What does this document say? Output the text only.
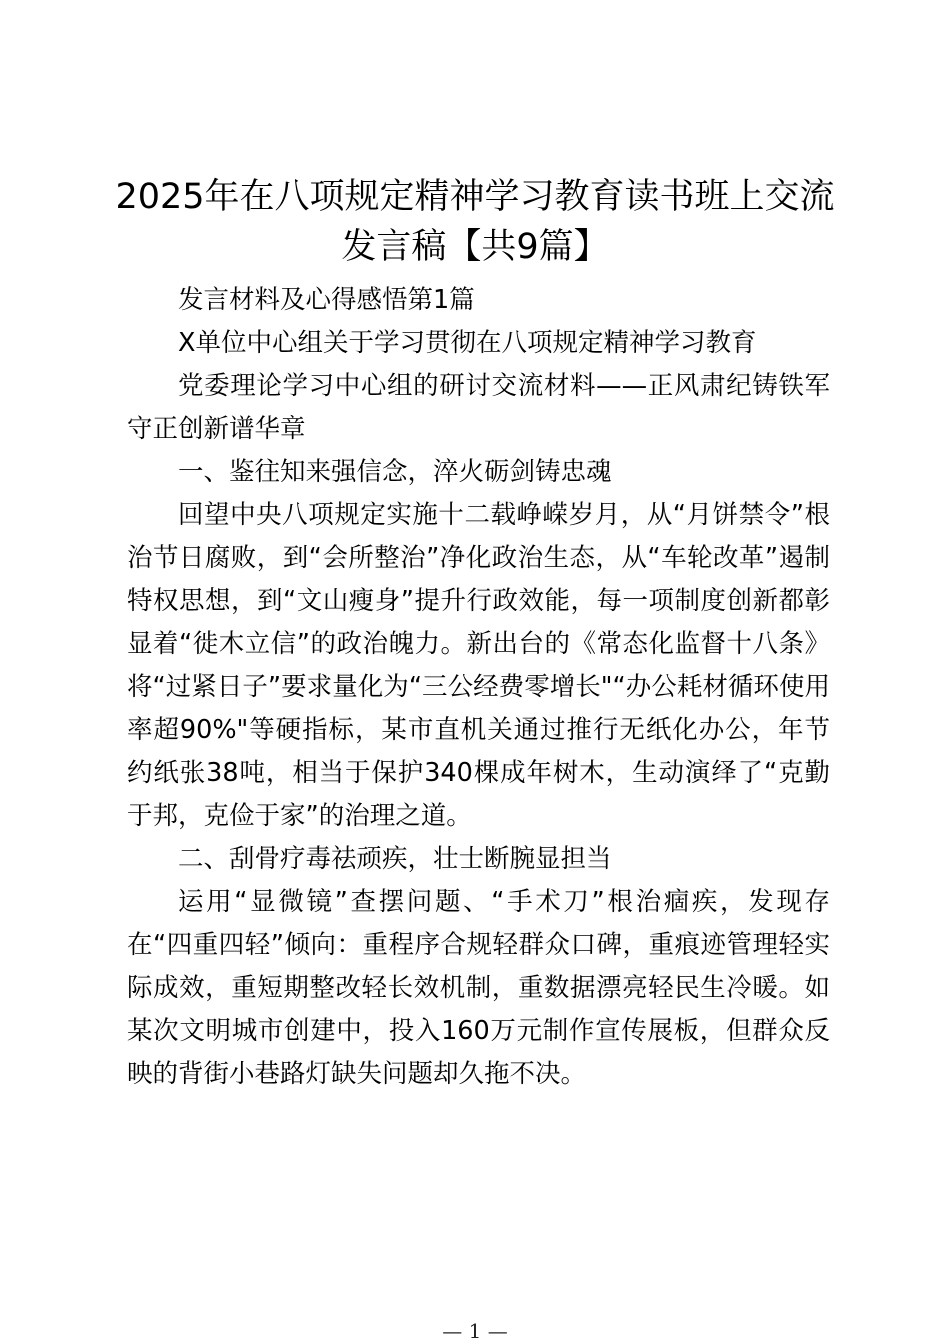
2025年在八项规定精神学习教育读书班上交流发言稿【共9篇】

发言材料及心得感悟第1篇

X单位中心组关于学习贯彻在八项规定精神学习教育

党委理论学习中心组的研讨交流材料——正风肃纪铸铁军守正创新谱华章

一、鉴往知来强信念，淬火砺剑铸忠魂

回望中央八项规定实施十二载峥嵘岁月，从“月饼禁令”根治节日腐败，到“会所整治”净化政治生态，从“车轮改革”遏制特权思想，到“文山瘦身”提升行政效能，每一项制度创新都彰显着“徙木立信”的政治魄力。新出台的《常态化监督十八条》将“过紧日子”要求量化为“三公经费零增长"“办公耗材循环使用率超90%"等硬指标，某市直机关通过推行无纸化办公，年节约纸张38吨，相当于保护340棵成年树木，生动演绎了“克勤于邦，克俭于家”的治理之道。

二、刮骨疗毒祛顽疾，壮士断腕显担当

运用“显微镜”查摆问题、“手术刀”根治痼疾，发现存在“四重四轻”倾向：重程序合规轻群众口碑，重痕迹管理轻实际成效，重短期整改轻长效机制，重数据漂亮轻民生冷暖。如某次文明城市创建中，投入160万元制作宣传展板，但群众反映的背街小巷路灯缺失问题却久拖不决。

— 1 —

◆ ◆ ◆ ◆

**EXERCISE DIRECTIONS**. Leave out the pictures and copy everything else in the records word for word.

**ANSWER TO THIS TASK**.
What does this document say? Output the text only.
2025年在八项规定精神学习教育读书班上交流发言稿【共9篇】

发言材料及心得感悟第1篇

X单位中心组关于学习贯彻在八项规定精神学习教育

党委理论学习中心组的研讨交流材料——正风肃纪铸铁军守正创新谱华章

一、鉴往知来强信念，淬火砺剑铸忠魂

回望中央八项规定实施十二载峥嵘岁月，从“月饼禁令”根治节日腐败，到“会所整治”净化政治生态，从“车轮改革”遏制特权思想，到“文山瘦身”提升行政效能，每一项制度创新都彰显着“徙木立信”的政治魄力。新出台的《常态化监督十八条》将“过紧日子”要求量化为“三公经费零增长"“办公耗材循环使用率超90%"等硬指标，某市直机关通过推行无纸化办公，年节约纸张38吨，相当于保护340棵成年树木，生动演绎了“克勤于邦，克俭于家”的治理之道。

二、刮骨疗毒祛顽疾，壮士断腕显担当

运用“显微镜”查摆问题、“手术刀”根治痼疾，发现存在“四重四轻”倾向：重程序合规轻群众口碑，重痕迹管理轻实际成效，重短期整改轻长效机制，重数据漂亮轻民生冷暖。如某次文明城市创建中，投入160万元制作宣传展板，但群众反映的背街小巷路灯缺失问题却久拖不决。

— 1 —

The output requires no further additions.